### [Records provided]
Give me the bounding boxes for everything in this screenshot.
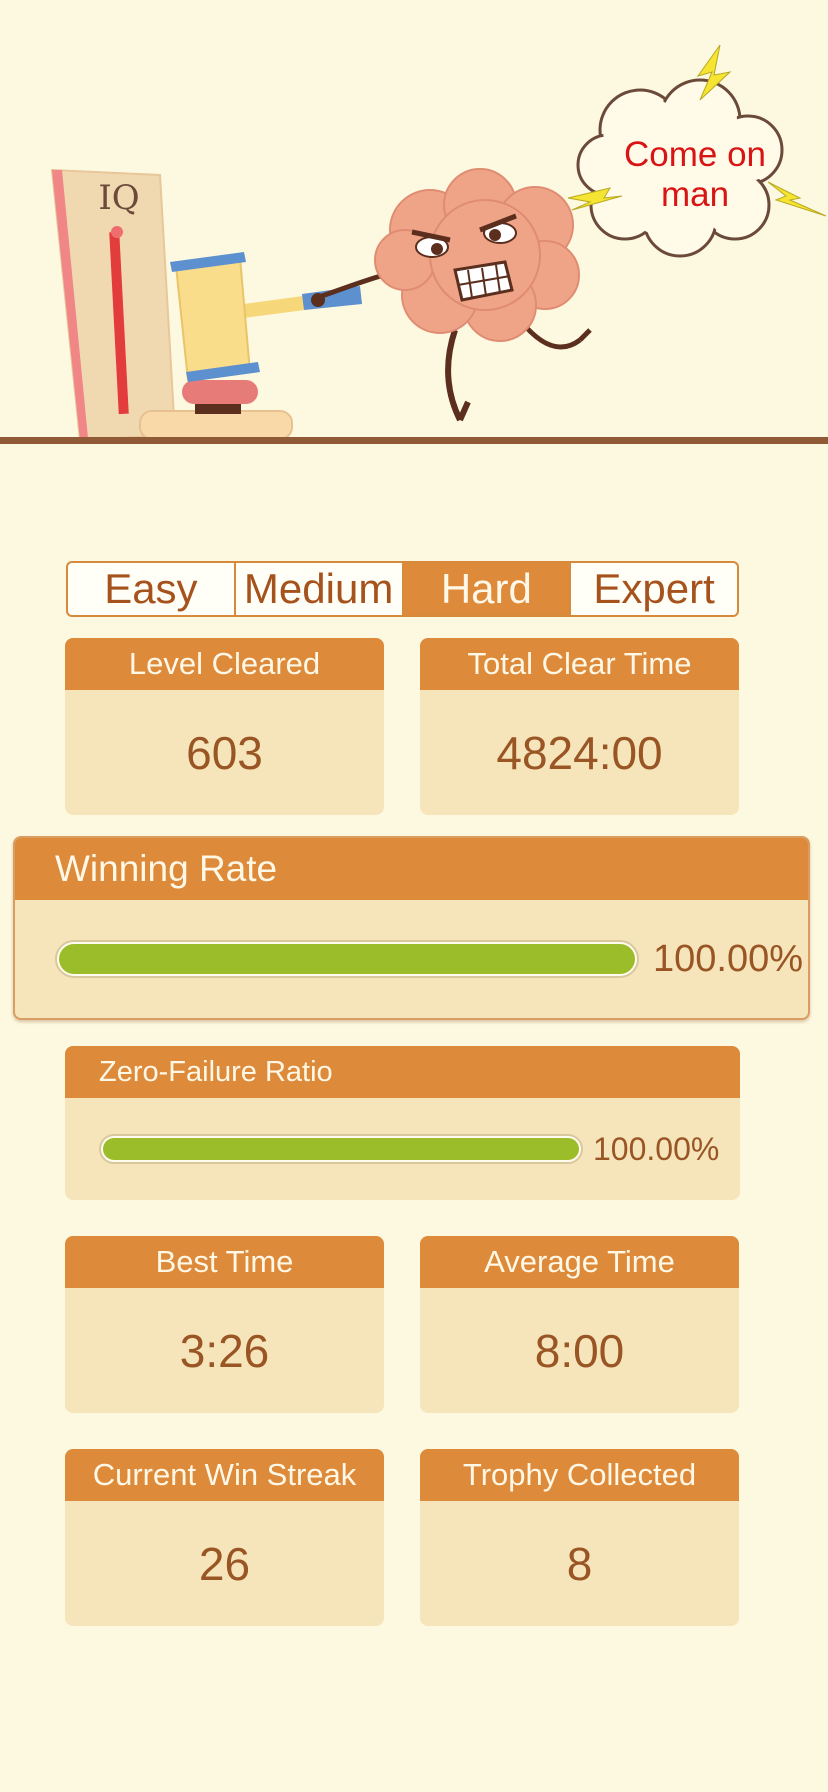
winning-rate-progress-bar [55,940,639,978]
zero-failure-progress-bar [99,1134,583,1164]
winning-rate-label: Winning Rate [15,838,808,900]
trophy-collected-value: 8 [566,1537,593,1590]
level-cleared-label: Level Cleared [65,638,384,690]
speech-bubble-text: Come on man [605,135,785,215]
best-time-label: Best Time [65,1236,384,1288]
difficulty-tabs: Easy Medium Hard Expert [66,561,739,617]
current-win-streak-value: 26 [198,1537,251,1590]
best-time-value: 3:26 [179,1324,270,1377]
zero-failure-ratio-value: 100.00% [593,1130,720,1167]
tab-medium[interactable]: Medium [236,563,404,615]
total-clear-time-label: Total Clear Time [420,638,739,690]
winning-rate-card: Winning Rate 100.00% [13,836,810,1020]
zero-failure-ratio-card: Zero-Failure Ratio 100.00% [65,1046,740,1200]
hero-illustration: IQ Come on man [0,0,828,448]
current-win-streak-card: Current Win Streak 26 [65,1449,384,1626]
average-time-card: Average Time 8:00 [420,1236,739,1413]
best-time-card: Best Time 3:26 [65,1236,384,1413]
average-time-label: Average Time [420,1236,739,1288]
tab-easy[interactable]: Easy [68,563,236,615]
current-win-streak-label: Current Win Streak [65,1449,384,1501]
tab-expert[interactable]: Expert [571,563,737,615]
total-clear-time-card: Total Clear Time 4824:00 [420,638,739,815]
trophy-collected-label: Trophy Collected [420,1449,739,1501]
winning-rate-progress-fill [59,944,635,974]
zero-failure-progress-fill [103,1138,579,1160]
zero-failure-ratio-label: Zero-Failure Ratio [65,1046,740,1098]
level-cleared-value: 603 [186,726,263,779]
winning-rate-value: 100.00% [653,937,804,980]
trophy-collected-card: Trophy Collected 8 [420,1449,739,1626]
speech-line-1: Come on [623,135,767,174]
ground-line [0,437,828,444]
iq-label: IQ [98,178,140,218]
average-time-value: 8:00 [534,1324,625,1377]
tab-hard[interactable]: Hard [403,563,572,615]
level-cleared-card: Level Cleared 603 [65,638,384,815]
total-clear-time-value: 4824:00 [496,726,663,779]
speech-line-2: man [660,175,730,214]
brain-hammer-illustration [50,44,827,442]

### [What you need to do]
Which rows above contain the string "average" when case counts? Copy each of those rows in full.

### [Result of the exercise]
average-time-card: Average Time 8:00 [420,1236,739,1413]
average-time-label: Average Time [420,1236,739,1288]
average-time-value: 8:00 [534,1324,625,1377]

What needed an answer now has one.